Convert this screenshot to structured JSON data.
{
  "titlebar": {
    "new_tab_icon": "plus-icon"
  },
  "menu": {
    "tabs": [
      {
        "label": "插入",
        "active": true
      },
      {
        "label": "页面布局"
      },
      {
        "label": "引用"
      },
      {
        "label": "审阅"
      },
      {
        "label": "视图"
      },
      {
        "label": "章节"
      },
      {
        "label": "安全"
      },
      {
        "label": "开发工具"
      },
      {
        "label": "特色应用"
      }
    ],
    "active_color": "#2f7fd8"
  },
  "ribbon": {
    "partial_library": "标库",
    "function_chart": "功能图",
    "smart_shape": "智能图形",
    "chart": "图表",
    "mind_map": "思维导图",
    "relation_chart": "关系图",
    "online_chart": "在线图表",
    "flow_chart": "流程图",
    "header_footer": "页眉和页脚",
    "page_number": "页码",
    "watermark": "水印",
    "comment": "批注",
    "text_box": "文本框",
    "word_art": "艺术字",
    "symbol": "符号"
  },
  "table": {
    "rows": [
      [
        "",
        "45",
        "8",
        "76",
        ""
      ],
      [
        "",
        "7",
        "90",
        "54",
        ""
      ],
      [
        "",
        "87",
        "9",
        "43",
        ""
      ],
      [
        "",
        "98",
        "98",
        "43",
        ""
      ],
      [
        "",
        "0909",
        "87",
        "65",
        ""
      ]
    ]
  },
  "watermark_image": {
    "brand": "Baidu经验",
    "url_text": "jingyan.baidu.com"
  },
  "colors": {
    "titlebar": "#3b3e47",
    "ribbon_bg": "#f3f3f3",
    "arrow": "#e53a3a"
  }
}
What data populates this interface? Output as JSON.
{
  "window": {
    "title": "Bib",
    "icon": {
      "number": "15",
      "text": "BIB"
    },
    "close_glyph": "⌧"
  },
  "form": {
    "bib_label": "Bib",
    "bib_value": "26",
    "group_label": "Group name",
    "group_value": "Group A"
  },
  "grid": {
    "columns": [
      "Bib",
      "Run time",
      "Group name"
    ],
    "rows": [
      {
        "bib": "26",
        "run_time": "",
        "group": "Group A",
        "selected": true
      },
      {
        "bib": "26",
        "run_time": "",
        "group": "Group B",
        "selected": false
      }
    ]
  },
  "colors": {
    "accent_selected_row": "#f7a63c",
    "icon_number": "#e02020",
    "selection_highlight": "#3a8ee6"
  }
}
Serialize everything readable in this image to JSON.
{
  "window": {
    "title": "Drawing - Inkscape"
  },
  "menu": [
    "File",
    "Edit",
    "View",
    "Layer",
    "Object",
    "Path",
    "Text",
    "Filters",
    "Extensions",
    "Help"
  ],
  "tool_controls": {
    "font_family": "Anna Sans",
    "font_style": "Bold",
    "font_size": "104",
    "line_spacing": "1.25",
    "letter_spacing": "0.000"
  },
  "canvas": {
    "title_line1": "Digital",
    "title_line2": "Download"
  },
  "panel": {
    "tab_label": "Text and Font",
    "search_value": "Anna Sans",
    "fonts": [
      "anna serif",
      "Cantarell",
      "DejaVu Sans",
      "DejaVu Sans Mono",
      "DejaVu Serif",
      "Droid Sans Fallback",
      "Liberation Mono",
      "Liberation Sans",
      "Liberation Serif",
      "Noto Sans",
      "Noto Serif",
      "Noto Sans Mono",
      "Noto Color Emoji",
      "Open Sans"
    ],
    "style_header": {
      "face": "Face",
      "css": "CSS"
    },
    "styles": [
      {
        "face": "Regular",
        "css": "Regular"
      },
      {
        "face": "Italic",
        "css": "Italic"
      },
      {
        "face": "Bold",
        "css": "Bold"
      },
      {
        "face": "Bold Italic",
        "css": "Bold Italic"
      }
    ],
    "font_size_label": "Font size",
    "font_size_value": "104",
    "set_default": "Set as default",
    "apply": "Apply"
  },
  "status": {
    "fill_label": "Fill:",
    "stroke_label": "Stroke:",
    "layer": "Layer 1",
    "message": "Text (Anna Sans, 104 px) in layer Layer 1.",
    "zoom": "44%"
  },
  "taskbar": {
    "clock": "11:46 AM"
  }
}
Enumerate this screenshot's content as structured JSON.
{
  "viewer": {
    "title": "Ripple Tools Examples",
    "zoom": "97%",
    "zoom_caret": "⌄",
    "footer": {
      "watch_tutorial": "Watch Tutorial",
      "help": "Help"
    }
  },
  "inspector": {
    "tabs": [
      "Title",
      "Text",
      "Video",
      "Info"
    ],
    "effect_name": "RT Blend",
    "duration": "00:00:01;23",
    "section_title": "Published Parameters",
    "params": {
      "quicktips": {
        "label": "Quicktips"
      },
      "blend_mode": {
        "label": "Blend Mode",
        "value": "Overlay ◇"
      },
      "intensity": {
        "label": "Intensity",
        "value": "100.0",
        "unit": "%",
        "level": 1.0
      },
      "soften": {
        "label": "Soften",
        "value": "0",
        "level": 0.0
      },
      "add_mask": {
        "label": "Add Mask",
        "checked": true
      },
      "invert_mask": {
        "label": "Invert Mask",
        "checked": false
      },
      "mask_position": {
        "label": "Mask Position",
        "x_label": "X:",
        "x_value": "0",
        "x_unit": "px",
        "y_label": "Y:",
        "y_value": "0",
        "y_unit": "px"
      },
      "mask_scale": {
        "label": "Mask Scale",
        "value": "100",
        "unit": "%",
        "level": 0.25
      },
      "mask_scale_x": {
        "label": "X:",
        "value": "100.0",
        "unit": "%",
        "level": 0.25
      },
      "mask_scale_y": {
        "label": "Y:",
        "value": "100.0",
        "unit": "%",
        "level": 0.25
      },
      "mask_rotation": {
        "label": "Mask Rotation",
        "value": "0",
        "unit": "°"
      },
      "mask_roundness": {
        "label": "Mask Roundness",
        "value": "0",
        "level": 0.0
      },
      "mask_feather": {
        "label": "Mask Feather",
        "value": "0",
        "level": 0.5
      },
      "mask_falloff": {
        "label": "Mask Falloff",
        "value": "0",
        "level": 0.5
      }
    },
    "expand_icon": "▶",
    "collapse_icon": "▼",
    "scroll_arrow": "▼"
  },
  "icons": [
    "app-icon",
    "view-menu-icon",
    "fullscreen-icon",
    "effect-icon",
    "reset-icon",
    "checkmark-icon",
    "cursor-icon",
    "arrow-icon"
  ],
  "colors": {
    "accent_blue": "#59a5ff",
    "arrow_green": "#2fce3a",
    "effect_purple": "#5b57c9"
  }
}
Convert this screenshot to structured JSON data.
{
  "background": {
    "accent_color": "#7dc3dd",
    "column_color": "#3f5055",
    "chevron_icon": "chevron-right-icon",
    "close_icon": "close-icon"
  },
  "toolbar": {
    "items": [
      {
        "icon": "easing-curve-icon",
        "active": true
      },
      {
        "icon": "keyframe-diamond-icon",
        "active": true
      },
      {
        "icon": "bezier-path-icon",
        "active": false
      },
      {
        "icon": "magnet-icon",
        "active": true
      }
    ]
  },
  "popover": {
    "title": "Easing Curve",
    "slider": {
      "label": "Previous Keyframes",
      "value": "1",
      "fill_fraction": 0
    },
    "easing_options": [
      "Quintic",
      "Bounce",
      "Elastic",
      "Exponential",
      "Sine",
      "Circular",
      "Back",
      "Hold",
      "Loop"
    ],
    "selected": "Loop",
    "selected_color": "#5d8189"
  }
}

== == ==

- **TASK REQUIREMENTS**
Exactly reproduce every record.

- **EXERCISE RESPONSE**
Convert this screenshot to structured JSON data.
{
  "titlebar": {
    "new_tab_icon": "plus-icon"
  },
  "menu": {
    "tabs": [
      {
        "label": "插入",
        "active": true
      },
      {
        "label": "页面布局"
      },
      {
        "label": "引用"
      },
      {
        "label": "审阅"
      },
      {
        "label": "视图"
      },
      {
        "label": "章节"
      },
      {
        "label": "安全"
      },
      {
        "label": "开发工具"
      },
      {
        "label": "特色应用"
      }
    ],
    "active_color": "#2f7fd8"
  },
  "ribbon": {
    "partial_library": "标库",
    "function_chart": "功能图",
    "smart_shape": "智能图形",
    "chart": "图表",
    "mind_map": "思维导图",
    "relation_chart": "关系图",
    "online_chart": "在线图表",
    "flow_chart": "流程图",
    "header_footer": "页眉和页脚",
    "page_number": "页码",
    "watermark": "水印",
    "comment": "批注",
    "text_box": "文本框",
    "word_art": "艺术字",
    "symbol": "符号"
  },
  "table": {
    "rows": [
      [
        "",
        "45",
        "8",
        "76",
        ""
      ],
      [
        "",
        "7",
        "90",
        "54",
        ""
      ],
      [
        "",
        "87",
        "9",
        "43",
        ""
      ],
      [
        "",
        "98",
        "98",
        "43",
        ""
      ],
      [
        "",
        "0909",
        "87",
        "65",
        ""
      ]
    ]
  },
  "watermark_image": {
    "brand": "Baidu经验",
    "url_text": "jingyan.baidu.com"
  },
  "colors": {
    "titlebar": "#3b3e47",
    "ribbon_bg": "#f3f3f3",
    "arrow": "#e53a3a"
  }
}
What data populates this interface? Output as JSON.
{
  "window": {
    "title": "Bib",
    "icon": {
      "number": "15",
      "text": "BIB"
    },
    "close_glyph": "⌧"
  },
  "form": {
    "bib_label": "Bib",
    "bib_value": "26",
    "group_label": "Group name",
    "group_value": "Group A"
  },
  "grid": {
    "columns": [
      "Bib",
      "Run time",
      "Group name"
    ],
    "rows": [
      {
        "bib": "26",
        "run_time": "",
        "group": "Group A",
        "selected": true
      },
      {
        "bib": "26",
        "run_time": "",
        "group": "Group B",
        "selected": false
      }
    ]
  },
  "colors": {
    "accent_selected_row": "#f7a63c",
    "icon_number": "#e02020",
    "selection_highlight": "#3a8ee6"
  }
}
Serialize everything readable in this image to JSON.
{
  "window": {
    "title": "Drawing - Inkscape"
  },
  "menu": [
    "File",
    "Edit",
    "View",
    "Layer",
    "Object",
    "Path",
    "Text",
    "Filters",
    "Extensions",
    "Help"
  ],
  "tool_controls": {
    "font_family": "Anna Sans",
    "font_style": "Bold",
    "font_size": "104",
    "line_spacing": "1.25",
    "letter_spacing": "0.000"
  },
  "canvas": {
    "title_line1": "Digital",
    "title_line2": "Download"
  },
  "panel": {
    "tab_label": "Text and Font",
    "search_value": "Anna Sans",
    "fonts": [
      "anna serif",
      "Cantarell",
      "DejaVu Sans",
      "DejaVu Sans Mono",
      "DejaVu Serif",
      "Droid Sans Fallback",
      "Liberation Mono",
      "Liberation Sans",
      "Liberation Serif",
      "Noto Sans",
      "Noto Serif",
      "Noto Sans Mono",
      "Noto Color Emoji",
      "Open Sans"
    ],
    "style_header": {
      "face": "Face",
      "css": "CSS"
    },
    "styles": [
      {
        "face": "Regular",
        "css": "Regular"
      },
      {
        "face": "Italic",
        "css": "Italic"
      },
      {
        "face": "Bold",
        "css": "Bold"
      },
      {
        "face": "Bold Italic",
        "css": "Bold Italic"
      }
    ],
    "font_size_label": "Font size",
    "font_size_value": "104",
    "set_default": "Set as default",
    "apply": "Apply"
  },
  "status": {
    "fill_label": "Fill:",
    "stroke_label": "Stroke:",
    "layer": "Layer 1",
    "message": "Text (Anna Sans, 104 px) in layer Layer 1.",
    "zoom": "44%"
  },
  "taskbar": {
    "clock": "11:46 AM"
  }
}
Enumerate this screenshot's content as structured JSON.
{
  "viewer": {
    "title": "Ripple Tools Examples",
    "zoom": "97%",
    "zoom_caret": "⌄",
    "footer": {
      "watch_tutorial": "Watch Tutorial",
      "help": "Help"
    }
  },
  "inspector": {
    "tabs": [
      "Title",
      "Text",
      "Video",
      "Info"
    ],
    "effect_name": "RT Blend",
    "duration": "00:00:01;23",
    "section_title": "Published Parameters",
    "params": {
      "quicktips": {
        "label": "Quicktips"
      },
      "blend_mode": {
        "label": "Blend Mode",
        "value": "Overlay ◇"
      },
      "intensity": {
        "label": "Intensity",
        "value": "100.0",
        "unit": "%",
        "level": 1.0
      },
      "soften": {
        "label": "Soften",
        "value": "0",
        "level": 0.0
      },
      "add_mask": {
        "label": "Add Mask",
        "checked": true
      },
      "invert_mask": {
        "label": "Invert Mask",
        "checked": false
      },
      "mask_position": {
        "label": "Mask Position",
        "x_label": "X:",
        "x_value": "0",
        "x_unit": "px",
        "y_label": "Y:",
        "y_value": "0",
        "y_unit": "px"
      },
      "mask_scale": {
        "label": "Mask Scale",
        "value": "100",
        "unit": "%",
        "level": 0.25
      },
      "mask_scale_x": {
        "label": "X:",
        "value": "100.0",
        "unit": "%",
        "level": 0.25
      },
      "mask_scale_y": {
        "label": "Y:",
        "value": "100.0",
        "unit": "%",
        "level": 0.25
      },
      "mask_rotation": {
        "label": "Mask Rotation",
        "value": "0",
        "unit": "°"
      },
      "mask_roundness": {
        "label": "Mask Roundness",
        "value": "0",
        "level": 0.0
      },
      "mask_feather": {
        "label": "Mask Feather",
        "value": "0",
        "level": 0.5
      },
      "mask_falloff": {
        "label": "Mask Falloff",
        "value": "0",
        "level": 0.5
      }
    },
    "expand_icon": "▶",
    "collapse_icon": "▼",
    "scroll_arrow": "▼"
  },
  "icons": [
    "app-icon",
    "view-menu-icon",
    "fullscreen-icon",
    "effect-icon",
    "reset-icon",
    "checkmark-icon",
    "cursor-icon",
    "arrow-icon"
  ],
  "colors": {
    "accent_blue": "#59a5ff",
    "arrow_green": "#2fce3a",
    "effect_purple": "#5b57c9"
  }
}
Convert this screenshot to structured JSON data.
{
  "background": {
    "accent_color": "#7dc3dd",
    "column_color": "#3f5055",
    "chevron_icon": "chevron-right-icon",
    "close_icon": "close-icon"
  },
  "toolbar": {
    "items": [
      {
        "icon": "easing-curve-icon",
        "active": true
      },
      {
        "icon": "keyframe-diamond-icon",
        "active": true
      },
      {
        "icon": "bezier-path-icon",
        "active": false
      },
      {
        "icon": "magnet-icon",
        "active": true
      }
    ]
  },
  "popover": {
    "title": "Easing Curve",
    "slider": {
      "label": "Previous Keyframes",
      "value": "1",
      "fill_fraction": 0
    },
    "easing_options": [
      "Quintic",
      "Bounce",
      "Elastic",
      "Exponential",
      "Sine",
      "Circular",
      "Back",
      "Hold",
      "Loop"
    ],
    "selected": "Loop",
    "selected_color": "#5d8189"
  }
}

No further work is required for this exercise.